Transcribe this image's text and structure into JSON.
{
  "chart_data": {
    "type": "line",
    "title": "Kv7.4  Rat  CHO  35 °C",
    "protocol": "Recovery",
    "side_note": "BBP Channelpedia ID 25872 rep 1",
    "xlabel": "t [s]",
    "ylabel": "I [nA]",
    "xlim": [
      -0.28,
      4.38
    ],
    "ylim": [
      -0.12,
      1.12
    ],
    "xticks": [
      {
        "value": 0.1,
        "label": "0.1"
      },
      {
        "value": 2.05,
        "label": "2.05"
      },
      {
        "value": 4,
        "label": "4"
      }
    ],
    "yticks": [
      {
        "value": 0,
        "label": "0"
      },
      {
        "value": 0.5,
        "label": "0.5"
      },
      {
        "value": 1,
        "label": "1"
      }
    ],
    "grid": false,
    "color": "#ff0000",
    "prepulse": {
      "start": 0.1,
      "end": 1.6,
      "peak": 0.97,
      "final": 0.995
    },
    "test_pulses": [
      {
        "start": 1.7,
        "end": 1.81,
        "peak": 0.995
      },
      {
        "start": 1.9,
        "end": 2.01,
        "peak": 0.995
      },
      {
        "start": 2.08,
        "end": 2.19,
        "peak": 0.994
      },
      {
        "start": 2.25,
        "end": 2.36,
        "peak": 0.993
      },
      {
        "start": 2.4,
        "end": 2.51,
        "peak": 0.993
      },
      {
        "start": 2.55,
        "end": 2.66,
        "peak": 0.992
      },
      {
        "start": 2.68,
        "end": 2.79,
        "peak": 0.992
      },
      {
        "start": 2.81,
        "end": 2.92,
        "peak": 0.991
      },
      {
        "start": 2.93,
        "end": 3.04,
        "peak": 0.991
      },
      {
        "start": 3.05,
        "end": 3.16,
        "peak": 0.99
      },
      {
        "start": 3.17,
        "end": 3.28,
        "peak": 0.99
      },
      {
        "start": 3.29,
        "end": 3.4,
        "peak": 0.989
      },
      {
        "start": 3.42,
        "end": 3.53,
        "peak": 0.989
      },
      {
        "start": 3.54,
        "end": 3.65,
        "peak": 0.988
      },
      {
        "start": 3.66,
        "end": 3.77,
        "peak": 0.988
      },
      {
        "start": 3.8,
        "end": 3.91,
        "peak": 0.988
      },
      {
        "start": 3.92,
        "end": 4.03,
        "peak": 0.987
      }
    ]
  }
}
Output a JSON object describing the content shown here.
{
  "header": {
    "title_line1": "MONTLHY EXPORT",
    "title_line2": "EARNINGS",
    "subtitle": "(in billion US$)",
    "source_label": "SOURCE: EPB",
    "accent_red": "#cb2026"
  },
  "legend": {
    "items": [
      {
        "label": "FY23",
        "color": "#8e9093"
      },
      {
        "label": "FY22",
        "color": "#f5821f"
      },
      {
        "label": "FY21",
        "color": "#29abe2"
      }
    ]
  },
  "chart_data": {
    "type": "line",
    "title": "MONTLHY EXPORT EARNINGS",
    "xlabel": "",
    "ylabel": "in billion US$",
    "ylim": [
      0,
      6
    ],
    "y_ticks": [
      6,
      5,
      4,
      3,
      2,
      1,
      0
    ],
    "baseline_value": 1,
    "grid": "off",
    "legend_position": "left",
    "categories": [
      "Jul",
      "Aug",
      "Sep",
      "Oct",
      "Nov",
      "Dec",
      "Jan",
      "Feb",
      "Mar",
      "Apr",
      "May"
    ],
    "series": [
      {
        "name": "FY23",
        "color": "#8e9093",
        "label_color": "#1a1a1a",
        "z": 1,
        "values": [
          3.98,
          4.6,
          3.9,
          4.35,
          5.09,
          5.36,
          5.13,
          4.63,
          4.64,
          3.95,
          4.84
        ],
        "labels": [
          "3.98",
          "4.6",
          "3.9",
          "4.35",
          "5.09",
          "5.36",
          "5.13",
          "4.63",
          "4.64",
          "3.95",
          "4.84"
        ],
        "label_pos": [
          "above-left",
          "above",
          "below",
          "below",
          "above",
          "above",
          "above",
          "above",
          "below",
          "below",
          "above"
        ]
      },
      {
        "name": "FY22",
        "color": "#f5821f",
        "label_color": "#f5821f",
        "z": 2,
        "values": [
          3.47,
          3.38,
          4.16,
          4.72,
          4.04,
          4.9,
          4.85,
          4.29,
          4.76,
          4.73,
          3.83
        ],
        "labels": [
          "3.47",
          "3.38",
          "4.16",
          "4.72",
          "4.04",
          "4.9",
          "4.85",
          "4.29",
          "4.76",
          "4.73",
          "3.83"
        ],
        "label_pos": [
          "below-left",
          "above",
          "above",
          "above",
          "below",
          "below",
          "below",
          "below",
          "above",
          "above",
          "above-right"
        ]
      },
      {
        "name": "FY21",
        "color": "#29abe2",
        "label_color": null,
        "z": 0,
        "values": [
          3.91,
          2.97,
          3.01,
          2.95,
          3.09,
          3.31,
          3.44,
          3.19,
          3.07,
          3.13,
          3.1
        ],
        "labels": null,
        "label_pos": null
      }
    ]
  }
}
--
What this task involves
Return the material in full, exactly as shown.

Final answer
Transcribe this image's text and structure into JSON.
{
  "chart_data": {
    "type": "line",
    "title": "Kv7.4  Rat  CHO  35 °C",
    "protocol": "Recovery",
    "side_note": "BBP Channelpedia ID 25872 rep 1",
    "xlabel": "t [s]",
    "ylabel": "I [nA]",
    "xlim": [
      -0.28,
      4.38
    ],
    "ylim": [
      -0.12,
      1.12
    ],
    "xticks": [
      {
        "value": 0.1,
        "label": "0.1"
      },
      {
        "value": 2.05,
        "label": "2.05"
      },
      {
        "value": 4,
        "label": "4"
      }
    ],
    "yticks": [
      {
        "value": 0,
        "label": "0"
      },
      {
        "value": 0.5,
        "label": "0.5"
      },
      {
        "value": 1,
        "label": "1"
      }
    ],
    "grid": false,
    "color": "#ff0000",
    "prepulse": {
      "start": 0.1,
      "end": 1.6,
      "peak": 0.97,
      "final": 0.995
    },
    "test_pulses": [
      {
        "start": 1.7,
        "end": 1.81,
        "peak": 0.995
      },
      {
        "start": 1.9,
        "end": 2.01,
        "peak": 0.995
      },
      {
        "start": 2.08,
        "end": 2.19,
        "peak": 0.994
      },
      {
        "start": 2.25,
        "end": 2.36,
        "peak": 0.993
      },
      {
        "start": 2.4,
        "end": 2.51,
        "peak": 0.993
      },
      {
        "start": 2.55,
        "end": 2.66,
        "peak": 0.992
      },
      {
        "start": 2.68,
        "end": 2.79,
        "peak": 0.992
      },
      {
        "start": 2.81,
        "end": 2.92,
        "peak": 0.991
      },
      {
        "start": 2.93,
        "end": 3.04,
        "peak": 0.991
      },
      {
        "start": 3.05,
        "end": 3.16,
        "peak": 0.99
      },
      {
        "start": 3.17,
        "end": 3.28,
        "peak": 0.99
      },
      {
        "start": 3.29,
        "end": 3.4,
        "peak": 0.989
      },
      {
        "start": 3.42,
        "end": 3.53,
        "peak": 0.989
      },
      {
        "start": 3.54,
        "end": 3.65,
        "peak": 0.988
      },
      {
        "start": 3.66,
        "end": 3.77,
        "peak": 0.988
      },
      {
        "start": 3.8,
        "end": 3.91,
        "peak": 0.988
      },
      {
        "start": 3.92,
        "end": 4.03,
        "peak": 0.987
      }
    ]
  }
}
Output a JSON object describing the content shown here.
{
  "header": {
    "title_line1": "MONTLHY EXPORT",
    "title_line2": "EARNINGS",
    "subtitle": "(in billion US$)",
    "source_label": "SOURCE: EPB",
    "accent_red": "#cb2026"
  },
  "legend": {
    "items": [
      {
        "label": "FY23",
        "color": "#8e9093"
      },
      {
        "label": "FY22",
        "color": "#f5821f"
      },
      {
        "label": "FY21",
        "color": "#29abe2"
      }
    ]
  },
  "chart_data": {
    "type": "line",
    "title": "MONTLHY EXPORT EARNINGS",
    "xlabel": "",
    "ylabel": "in billion US$",
    "ylim": [
      0,
      6
    ],
    "y_ticks": [
      6,
      5,
      4,
      3,
      2,
      1,
      0
    ],
    "baseline_value": 1,
    "grid": "off",
    "legend_position": "left",
    "categories": [
      "Jul",
      "Aug",
      "Sep",
      "Oct",
      "Nov",
      "Dec",
      "Jan",
      "Feb",
      "Mar",
      "Apr",
      "May"
    ],
    "series": [
      {
        "name": "FY23",
        "color": "#8e9093",
        "label_color": "#1a1a1a",
        "z": 1,
        "values": [
          3.98,
          4.6,
          3.9,
          4.35,
          5.09,
          5.36,
          5.13,
          4.63,
          4.64,
          3.95,
          4.84
        ],
        "labels": [
          "3.98",
          "4.6",
          "3.9",
          "4.35",
          "5.09",
          "5.36",
          "5.13",
          "4.63",
          "4.64",
          "3.95",
          "4.84"
        ],
        "label_pos": [
          "above-left",
          "above",
          "below",
          "below",
          "above",
          "above",
          "above",
          "above",
          "below",
          "below",
          "above"
        ]
      },
      {
        "name": "FY22",
        "color": "#f5821f",
        "label_color": "#f5821f",
        "z": 2,
        "values": [
          3.47,
          3.38,
          4.16,
          4.72,
          4.04,
          4.9,
          4.85,
          4.29,
          4.76,
          4.73,
          3.83
        ],
        "labels": [
          "3.47",
          "3.38",
          "4.16",
          "4.72",
          "4.04",
          "4.9",
          "4.85",
          "4.29",
          "4.76",
          "4.73",
          "3.83"
        ],
        "label_pos": [
          "below-left",
          "above",
          "above",
          "above",
          "below",
          "below",
          "below",
          "below",
          "above",
          "above",
          "above-right"
        ]
      },
      {
        "name": "FY21",
        "color": "#29abe2",
        "label_color": null,
        "z": 0,
        "values": [
          3.91,
          2.97,
          3.01,
          2.95,
          3.09,
          3.31,
          3.44,
          3.19,
          3.07,
          3.13,
          3.1
        ],
        "labels": null,
        "label_pos": null
      }
    ]
  }
}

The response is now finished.